#### [Entries]
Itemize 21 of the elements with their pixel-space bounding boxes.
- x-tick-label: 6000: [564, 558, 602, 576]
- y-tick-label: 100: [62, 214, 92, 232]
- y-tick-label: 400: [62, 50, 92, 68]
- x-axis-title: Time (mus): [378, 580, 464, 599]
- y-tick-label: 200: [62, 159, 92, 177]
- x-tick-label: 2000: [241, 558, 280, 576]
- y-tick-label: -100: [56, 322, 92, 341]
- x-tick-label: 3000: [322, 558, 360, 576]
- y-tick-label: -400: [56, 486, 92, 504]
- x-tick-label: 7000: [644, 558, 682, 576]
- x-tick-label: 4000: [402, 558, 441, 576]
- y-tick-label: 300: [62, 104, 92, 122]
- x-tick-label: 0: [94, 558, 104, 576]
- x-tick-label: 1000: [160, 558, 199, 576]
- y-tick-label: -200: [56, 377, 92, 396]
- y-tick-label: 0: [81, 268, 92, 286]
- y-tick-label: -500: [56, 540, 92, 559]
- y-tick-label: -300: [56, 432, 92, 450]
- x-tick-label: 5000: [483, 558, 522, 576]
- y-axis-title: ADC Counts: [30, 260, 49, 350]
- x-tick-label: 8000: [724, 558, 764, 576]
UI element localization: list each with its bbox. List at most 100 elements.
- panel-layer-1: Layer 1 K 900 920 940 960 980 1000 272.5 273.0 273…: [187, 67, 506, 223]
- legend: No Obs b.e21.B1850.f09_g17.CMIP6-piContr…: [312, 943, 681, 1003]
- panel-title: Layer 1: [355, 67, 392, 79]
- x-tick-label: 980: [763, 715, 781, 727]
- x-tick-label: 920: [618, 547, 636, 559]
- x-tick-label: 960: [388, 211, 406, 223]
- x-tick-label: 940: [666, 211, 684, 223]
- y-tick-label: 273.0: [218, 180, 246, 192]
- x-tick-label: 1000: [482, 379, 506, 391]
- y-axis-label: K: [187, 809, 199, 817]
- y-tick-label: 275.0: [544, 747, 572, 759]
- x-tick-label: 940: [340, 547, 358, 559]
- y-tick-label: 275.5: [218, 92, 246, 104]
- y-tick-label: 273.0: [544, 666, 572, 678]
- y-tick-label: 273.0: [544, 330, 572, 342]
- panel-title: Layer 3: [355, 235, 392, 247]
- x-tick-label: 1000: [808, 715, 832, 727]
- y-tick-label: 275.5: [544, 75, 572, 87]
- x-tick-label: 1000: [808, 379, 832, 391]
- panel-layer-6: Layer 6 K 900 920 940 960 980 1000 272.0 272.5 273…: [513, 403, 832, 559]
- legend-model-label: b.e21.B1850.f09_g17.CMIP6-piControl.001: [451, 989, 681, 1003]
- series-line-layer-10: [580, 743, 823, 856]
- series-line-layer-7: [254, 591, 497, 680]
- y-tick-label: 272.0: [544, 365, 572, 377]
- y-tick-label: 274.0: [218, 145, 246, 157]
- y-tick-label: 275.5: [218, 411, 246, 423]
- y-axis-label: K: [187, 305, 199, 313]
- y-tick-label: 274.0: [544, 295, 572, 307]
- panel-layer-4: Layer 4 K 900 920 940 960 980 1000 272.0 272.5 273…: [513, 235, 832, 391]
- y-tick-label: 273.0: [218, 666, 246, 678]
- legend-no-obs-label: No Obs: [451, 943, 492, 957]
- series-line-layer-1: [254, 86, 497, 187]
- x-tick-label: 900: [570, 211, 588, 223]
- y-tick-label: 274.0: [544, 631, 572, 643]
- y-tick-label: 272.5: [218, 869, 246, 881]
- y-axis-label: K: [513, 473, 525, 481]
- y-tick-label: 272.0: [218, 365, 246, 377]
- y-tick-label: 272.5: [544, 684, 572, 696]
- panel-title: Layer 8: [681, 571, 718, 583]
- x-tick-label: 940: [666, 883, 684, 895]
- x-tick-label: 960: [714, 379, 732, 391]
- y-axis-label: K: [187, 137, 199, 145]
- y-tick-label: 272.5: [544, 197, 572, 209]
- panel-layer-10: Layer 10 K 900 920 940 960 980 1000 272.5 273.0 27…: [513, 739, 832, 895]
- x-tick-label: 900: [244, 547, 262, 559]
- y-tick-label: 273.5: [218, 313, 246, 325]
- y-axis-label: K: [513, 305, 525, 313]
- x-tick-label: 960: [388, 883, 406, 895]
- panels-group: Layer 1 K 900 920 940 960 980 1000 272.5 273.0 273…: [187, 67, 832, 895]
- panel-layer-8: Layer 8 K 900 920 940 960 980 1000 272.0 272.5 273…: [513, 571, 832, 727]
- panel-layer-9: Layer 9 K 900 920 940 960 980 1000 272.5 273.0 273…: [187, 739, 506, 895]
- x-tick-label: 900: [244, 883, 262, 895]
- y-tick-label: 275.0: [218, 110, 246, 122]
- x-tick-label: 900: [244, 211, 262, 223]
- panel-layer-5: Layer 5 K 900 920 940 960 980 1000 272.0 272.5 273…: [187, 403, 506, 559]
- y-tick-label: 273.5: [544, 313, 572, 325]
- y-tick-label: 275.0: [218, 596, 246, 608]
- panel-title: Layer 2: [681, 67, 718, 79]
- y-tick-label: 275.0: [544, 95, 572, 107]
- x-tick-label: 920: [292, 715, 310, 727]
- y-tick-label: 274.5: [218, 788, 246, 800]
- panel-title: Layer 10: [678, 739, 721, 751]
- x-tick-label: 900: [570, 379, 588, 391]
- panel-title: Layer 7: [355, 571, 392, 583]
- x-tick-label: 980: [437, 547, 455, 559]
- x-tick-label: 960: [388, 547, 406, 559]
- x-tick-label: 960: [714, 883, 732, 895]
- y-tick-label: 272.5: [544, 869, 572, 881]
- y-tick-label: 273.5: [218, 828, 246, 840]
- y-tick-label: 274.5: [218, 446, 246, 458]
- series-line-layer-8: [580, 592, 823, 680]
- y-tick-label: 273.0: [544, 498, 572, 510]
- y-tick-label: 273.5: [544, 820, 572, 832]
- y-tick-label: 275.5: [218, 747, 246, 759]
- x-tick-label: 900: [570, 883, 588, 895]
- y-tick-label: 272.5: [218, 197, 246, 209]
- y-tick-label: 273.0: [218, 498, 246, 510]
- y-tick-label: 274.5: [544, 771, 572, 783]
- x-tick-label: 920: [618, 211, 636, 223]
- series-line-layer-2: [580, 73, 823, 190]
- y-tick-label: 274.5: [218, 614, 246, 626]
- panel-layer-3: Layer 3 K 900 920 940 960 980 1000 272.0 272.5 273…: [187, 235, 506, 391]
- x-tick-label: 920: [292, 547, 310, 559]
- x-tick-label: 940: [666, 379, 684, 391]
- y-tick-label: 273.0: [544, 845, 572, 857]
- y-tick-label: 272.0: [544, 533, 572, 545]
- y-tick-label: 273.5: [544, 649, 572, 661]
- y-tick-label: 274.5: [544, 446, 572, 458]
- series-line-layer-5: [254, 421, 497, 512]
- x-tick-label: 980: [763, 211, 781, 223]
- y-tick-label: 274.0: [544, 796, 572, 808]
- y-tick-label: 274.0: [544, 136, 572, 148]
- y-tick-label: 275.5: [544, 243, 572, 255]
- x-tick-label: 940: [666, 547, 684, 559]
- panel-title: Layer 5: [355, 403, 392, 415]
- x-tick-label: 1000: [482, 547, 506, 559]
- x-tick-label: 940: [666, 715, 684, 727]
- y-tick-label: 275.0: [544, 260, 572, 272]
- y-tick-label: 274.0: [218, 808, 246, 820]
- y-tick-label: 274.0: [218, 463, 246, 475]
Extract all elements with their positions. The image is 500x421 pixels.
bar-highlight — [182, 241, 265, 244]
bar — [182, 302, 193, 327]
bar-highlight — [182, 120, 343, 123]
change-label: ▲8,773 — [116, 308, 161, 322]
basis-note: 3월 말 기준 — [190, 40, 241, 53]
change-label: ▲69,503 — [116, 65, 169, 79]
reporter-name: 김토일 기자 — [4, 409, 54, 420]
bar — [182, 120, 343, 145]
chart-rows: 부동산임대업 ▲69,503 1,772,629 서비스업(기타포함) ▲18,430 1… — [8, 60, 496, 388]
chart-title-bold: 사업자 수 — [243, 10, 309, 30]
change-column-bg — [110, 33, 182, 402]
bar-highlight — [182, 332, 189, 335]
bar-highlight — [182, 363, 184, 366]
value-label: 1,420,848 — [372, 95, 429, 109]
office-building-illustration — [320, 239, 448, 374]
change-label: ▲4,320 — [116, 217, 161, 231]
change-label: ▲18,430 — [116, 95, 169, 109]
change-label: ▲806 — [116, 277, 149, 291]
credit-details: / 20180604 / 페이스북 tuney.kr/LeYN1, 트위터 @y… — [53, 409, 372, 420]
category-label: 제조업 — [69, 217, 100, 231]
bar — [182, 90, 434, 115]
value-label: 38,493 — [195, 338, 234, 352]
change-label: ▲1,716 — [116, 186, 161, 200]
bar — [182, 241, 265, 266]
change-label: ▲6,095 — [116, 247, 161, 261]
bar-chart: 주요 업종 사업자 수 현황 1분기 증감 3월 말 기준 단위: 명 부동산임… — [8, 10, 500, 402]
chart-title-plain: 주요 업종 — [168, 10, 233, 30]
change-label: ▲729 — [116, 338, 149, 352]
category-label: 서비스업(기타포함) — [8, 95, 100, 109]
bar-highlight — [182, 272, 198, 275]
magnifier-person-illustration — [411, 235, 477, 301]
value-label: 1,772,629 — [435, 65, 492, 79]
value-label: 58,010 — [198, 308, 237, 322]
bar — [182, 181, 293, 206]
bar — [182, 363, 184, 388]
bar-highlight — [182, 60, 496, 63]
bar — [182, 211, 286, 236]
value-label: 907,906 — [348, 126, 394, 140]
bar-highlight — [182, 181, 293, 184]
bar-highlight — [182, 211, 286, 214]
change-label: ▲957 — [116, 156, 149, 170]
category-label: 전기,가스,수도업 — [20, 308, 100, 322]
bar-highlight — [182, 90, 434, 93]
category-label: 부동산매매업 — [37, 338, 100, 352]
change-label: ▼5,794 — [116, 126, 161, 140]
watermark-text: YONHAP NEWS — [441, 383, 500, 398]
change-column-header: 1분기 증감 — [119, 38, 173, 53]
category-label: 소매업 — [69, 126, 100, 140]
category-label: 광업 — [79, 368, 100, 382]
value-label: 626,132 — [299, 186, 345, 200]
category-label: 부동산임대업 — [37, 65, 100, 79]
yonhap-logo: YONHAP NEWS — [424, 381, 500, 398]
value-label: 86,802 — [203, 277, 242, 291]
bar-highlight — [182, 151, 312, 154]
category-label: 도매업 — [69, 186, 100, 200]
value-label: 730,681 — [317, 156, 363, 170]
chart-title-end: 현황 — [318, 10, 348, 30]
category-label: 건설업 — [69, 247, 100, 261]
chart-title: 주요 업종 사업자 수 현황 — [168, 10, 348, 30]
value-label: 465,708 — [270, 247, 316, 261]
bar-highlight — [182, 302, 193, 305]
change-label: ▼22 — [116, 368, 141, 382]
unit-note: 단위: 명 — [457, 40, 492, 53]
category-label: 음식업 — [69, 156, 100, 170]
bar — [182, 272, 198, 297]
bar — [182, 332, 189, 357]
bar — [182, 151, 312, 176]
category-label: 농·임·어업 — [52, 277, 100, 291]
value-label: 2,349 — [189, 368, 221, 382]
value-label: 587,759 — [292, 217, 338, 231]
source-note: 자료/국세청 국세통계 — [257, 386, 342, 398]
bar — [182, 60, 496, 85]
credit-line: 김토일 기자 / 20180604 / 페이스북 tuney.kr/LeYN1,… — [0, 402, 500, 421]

#### [Exercise]
Copy everything from the start of the lines down through the line containing "- x-tick-label: 1000: [482, 379, 506, 391]", putting "Signal Amplitude" in place of "ADC Counts" and leaving all else unchanged.

#### [Result]
Itemize 21 of the elements with their pixel-space bounding boxes.
- x-tick-label: 6000: [564, 558, 602, 576]
- y-tick-label: 100: [62, 214, 92, 232]
- y-tick-label: 400: [62, 50, 92, 68]
- x-axis-title: Time (mus): [378, 580, 464, 599]
- y-tick-label: 200: [62, 159, 92, 177]
- x-tick-label: 2000: [241, 558, 280, 576]
- y-tick-label: -100: [56, 322, 92, 341]
- x-tick-label: 3000: [322, 558, 360, 576]
- y-tick-label: -400: [56, 486, 92, 504]
- x-tick-label: 7000: [644, 558, 682, 576]
- x-tick-label: 4000: [402, 558, 441, 576]
- y-tick-label: 300: [62, 104, 92, 122]
- x-tick-label: 0: [94, 558, 104, 576]
- x-tick-label: 1000: [160, 558, 199, 576]
- y-tick-label: -200: [56, 377, 92, 396]
- y-tick-label: 0: [81, 268, 92, 286]
- y-tick-label: -500: [56, 540, 92, 559]
- y-tick-label: -300: [56, 432, 92, 450]
- x-tick-label: 5000: [483, 558, 522, 576]
- y-axis-title: Signal Amplitude: [30, 260, 49, 350]
- x-tick-label: 8000: [724, 558, 764, 576]
UI element localization: list each with its bbox. List at most 100 elements.
- panel-layer-1: Layer 1 K 900 920 940 960 980 1000 272.5 273.0 273…: [187, 67, 506, 223]
- legend: No Obs b.e21.B1850.f09_g17.CMIP6-piContr…: [312, 943, 681, 1003]
- panel-title: Layer 1: [355, 67, 392, 79]
- x-tick-label: 980: [763, 715, 781, 727]
- x-tick-label: 920: [618, 547, 636, 559]
- x-tick-label: 960: [388, 211, 406, 223]
- x-tick-label: 940: [666, 211, 684, 223]
- y-tick-label: 273.0: [218, 180, 246, 192]
- x-tick-label: 1000: [482, 379, 506, 391]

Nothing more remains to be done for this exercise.